Start of Dataset records

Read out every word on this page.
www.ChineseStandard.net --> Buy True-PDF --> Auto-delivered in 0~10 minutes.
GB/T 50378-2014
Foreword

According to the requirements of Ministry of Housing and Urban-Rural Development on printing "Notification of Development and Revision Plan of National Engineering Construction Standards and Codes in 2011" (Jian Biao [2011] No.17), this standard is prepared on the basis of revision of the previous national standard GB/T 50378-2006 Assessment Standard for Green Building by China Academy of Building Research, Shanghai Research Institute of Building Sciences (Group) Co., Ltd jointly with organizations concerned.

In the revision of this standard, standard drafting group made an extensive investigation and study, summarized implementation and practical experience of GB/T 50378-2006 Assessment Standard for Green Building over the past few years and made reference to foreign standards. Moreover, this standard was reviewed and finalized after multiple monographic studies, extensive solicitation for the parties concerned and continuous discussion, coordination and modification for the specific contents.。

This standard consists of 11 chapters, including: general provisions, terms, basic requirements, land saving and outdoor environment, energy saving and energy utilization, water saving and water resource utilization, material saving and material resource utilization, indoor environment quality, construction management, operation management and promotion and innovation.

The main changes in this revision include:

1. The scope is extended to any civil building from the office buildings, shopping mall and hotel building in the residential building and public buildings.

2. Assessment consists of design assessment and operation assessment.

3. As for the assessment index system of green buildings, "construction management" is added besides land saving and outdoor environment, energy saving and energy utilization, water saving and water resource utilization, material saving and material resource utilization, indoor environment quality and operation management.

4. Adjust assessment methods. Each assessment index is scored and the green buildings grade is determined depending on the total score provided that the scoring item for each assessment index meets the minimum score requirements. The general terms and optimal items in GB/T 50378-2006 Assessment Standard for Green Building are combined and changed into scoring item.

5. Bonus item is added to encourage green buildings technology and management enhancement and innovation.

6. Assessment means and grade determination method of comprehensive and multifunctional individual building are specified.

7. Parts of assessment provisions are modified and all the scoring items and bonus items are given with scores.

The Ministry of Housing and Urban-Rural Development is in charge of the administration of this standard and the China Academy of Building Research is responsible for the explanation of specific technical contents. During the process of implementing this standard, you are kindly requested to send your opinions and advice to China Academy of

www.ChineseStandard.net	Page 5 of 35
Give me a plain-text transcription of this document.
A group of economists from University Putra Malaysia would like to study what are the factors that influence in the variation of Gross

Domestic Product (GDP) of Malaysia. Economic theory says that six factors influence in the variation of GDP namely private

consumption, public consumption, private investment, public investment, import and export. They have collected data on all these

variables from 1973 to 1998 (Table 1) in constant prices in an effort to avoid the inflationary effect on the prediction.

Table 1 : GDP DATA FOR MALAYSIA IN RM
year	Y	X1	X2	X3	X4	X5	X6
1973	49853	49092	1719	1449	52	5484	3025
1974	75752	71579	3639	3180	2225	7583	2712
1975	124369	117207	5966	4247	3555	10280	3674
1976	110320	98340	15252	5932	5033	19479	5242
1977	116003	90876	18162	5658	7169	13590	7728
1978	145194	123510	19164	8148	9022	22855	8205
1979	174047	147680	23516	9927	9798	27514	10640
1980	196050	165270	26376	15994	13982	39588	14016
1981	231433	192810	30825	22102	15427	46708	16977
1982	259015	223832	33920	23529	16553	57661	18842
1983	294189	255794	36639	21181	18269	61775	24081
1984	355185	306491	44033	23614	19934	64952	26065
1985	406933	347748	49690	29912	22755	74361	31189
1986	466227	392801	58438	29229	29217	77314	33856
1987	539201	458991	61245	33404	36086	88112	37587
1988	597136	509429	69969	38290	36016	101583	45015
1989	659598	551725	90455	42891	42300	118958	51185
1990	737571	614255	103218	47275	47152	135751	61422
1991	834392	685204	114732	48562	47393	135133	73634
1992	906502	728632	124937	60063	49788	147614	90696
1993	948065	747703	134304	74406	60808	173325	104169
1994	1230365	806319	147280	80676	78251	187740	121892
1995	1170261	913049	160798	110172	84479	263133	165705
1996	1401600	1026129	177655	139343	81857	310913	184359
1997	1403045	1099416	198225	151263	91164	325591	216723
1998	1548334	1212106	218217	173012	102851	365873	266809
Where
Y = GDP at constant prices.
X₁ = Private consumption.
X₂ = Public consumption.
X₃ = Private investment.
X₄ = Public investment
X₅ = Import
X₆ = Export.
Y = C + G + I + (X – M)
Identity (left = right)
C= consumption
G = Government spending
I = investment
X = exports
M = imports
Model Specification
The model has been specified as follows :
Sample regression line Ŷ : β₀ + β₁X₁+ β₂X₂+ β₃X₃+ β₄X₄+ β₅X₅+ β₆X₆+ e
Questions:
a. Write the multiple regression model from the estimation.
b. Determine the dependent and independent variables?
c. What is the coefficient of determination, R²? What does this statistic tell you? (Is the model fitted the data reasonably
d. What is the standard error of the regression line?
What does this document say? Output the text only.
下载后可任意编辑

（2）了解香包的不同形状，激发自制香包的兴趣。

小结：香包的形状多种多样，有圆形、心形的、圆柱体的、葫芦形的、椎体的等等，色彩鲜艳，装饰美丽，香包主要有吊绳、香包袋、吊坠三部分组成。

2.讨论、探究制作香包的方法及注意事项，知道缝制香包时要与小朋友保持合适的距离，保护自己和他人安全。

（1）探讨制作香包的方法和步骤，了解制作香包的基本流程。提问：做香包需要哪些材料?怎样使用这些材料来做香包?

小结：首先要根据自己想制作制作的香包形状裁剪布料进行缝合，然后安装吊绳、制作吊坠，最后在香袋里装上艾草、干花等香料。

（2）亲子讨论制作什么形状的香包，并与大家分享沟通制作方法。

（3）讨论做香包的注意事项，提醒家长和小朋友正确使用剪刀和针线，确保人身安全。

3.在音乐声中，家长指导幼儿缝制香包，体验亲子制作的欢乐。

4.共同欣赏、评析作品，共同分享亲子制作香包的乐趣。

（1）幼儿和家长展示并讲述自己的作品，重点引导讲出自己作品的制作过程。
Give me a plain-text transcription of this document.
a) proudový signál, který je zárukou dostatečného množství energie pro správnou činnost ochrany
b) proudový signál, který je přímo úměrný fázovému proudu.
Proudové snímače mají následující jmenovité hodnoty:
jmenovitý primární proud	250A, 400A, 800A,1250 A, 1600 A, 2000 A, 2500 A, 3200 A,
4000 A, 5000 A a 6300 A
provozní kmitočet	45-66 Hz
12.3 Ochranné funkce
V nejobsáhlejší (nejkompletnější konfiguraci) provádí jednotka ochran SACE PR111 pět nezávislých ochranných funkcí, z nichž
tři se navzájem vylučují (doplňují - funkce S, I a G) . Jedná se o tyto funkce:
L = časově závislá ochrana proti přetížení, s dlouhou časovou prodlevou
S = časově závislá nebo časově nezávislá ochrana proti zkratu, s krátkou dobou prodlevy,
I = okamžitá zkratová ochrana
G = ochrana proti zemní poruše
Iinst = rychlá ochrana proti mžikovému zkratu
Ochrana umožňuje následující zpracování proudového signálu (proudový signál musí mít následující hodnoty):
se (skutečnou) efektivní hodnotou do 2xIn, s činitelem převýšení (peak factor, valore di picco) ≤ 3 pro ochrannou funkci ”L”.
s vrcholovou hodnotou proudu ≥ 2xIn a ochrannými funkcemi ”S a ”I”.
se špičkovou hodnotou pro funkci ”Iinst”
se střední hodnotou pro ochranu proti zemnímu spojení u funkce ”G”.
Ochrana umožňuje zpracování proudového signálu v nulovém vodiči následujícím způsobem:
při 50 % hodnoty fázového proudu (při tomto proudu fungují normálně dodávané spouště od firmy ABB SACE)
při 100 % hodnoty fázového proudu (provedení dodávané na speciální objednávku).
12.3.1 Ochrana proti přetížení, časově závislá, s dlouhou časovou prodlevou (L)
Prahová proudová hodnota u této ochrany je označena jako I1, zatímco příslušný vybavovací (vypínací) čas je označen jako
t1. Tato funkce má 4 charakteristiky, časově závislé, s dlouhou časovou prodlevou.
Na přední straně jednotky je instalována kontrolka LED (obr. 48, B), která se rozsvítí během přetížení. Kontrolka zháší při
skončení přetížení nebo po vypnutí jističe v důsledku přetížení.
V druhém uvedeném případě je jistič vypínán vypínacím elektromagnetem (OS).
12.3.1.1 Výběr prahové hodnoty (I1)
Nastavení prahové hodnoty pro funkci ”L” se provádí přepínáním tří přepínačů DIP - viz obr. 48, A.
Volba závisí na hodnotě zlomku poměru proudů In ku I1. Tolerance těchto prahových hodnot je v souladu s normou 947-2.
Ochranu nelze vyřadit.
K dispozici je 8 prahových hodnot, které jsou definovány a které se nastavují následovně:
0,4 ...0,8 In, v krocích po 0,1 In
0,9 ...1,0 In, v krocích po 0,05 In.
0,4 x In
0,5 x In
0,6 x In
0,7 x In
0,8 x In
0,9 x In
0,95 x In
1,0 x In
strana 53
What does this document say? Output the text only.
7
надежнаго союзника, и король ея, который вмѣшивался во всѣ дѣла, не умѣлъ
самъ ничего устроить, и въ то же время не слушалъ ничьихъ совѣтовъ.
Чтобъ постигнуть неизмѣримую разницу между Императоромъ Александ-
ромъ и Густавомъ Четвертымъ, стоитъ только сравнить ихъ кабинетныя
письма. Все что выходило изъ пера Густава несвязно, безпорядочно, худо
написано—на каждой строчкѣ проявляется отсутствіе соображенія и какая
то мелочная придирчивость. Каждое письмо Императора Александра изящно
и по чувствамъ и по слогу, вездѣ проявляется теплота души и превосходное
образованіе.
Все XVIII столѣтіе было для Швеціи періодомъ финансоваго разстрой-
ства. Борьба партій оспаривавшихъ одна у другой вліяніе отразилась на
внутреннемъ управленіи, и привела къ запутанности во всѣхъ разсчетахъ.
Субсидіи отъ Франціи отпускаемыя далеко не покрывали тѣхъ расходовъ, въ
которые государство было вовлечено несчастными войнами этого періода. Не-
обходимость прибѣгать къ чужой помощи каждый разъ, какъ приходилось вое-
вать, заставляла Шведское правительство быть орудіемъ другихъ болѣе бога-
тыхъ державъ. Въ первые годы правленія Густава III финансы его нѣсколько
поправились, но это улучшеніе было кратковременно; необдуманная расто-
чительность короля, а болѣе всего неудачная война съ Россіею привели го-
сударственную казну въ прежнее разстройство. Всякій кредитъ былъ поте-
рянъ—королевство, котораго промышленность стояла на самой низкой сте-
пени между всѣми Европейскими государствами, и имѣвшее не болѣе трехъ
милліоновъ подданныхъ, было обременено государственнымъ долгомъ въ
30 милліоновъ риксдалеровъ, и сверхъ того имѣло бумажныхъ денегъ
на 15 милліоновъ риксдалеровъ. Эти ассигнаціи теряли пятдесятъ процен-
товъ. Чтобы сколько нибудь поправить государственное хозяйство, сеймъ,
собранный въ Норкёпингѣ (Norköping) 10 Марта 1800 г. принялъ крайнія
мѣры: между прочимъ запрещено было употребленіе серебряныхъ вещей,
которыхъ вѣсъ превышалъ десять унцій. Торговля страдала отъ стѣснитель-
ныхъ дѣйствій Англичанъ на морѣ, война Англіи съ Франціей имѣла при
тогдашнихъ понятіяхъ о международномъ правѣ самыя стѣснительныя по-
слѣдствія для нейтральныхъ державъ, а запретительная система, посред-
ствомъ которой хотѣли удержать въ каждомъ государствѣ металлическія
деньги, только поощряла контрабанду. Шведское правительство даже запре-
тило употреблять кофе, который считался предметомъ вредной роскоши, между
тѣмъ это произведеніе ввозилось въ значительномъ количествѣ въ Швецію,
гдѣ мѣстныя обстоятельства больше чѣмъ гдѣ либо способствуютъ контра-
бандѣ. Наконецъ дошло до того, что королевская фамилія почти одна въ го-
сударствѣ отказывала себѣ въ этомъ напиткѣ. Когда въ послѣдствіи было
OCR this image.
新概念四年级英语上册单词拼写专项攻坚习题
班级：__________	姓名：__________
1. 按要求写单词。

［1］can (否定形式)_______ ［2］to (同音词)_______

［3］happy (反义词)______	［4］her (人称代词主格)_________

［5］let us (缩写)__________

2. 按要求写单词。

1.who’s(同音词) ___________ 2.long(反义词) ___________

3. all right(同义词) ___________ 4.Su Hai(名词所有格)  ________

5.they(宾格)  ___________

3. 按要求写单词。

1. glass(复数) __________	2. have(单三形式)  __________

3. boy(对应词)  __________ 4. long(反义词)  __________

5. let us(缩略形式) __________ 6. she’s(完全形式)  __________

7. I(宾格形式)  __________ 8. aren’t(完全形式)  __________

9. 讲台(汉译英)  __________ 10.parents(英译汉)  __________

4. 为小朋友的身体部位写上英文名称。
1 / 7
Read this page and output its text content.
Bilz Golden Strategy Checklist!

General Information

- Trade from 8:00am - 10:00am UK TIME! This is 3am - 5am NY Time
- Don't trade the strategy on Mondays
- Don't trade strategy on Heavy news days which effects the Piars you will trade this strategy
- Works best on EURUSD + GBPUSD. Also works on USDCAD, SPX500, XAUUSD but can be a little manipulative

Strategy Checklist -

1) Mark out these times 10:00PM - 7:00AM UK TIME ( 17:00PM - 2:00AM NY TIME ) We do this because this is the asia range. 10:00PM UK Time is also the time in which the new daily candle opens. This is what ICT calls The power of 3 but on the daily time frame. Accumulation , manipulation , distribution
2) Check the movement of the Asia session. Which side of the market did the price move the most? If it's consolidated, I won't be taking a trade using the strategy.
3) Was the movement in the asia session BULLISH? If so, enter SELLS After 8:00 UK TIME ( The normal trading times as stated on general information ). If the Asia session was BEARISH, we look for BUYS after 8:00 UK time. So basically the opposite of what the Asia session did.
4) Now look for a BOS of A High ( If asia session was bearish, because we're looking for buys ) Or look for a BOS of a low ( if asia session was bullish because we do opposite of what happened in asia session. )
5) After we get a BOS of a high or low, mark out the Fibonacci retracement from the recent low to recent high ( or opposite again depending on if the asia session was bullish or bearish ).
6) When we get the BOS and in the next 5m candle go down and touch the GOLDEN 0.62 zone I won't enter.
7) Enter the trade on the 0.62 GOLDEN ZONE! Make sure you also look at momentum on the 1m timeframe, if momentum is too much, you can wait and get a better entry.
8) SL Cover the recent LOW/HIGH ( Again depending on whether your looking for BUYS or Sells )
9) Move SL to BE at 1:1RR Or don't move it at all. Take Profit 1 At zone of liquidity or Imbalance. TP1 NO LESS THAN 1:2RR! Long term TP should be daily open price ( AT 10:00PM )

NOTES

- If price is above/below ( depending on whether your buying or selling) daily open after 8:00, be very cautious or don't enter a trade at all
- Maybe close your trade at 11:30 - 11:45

End of Dataset records

• Task directions: Show every line where the string "závislá" appears.

• Expected output:
L = časově závislá ochrana proti přetížení, s dlouhou časovou prodlevou
S = časově závislá nebo časově nezávislá ochrana proti zkratu, s krátkou dobou prodlevy,
12.3.1 Ochrana proti přetížení, časově závislá, s dlouhou časovou prodlevou (L)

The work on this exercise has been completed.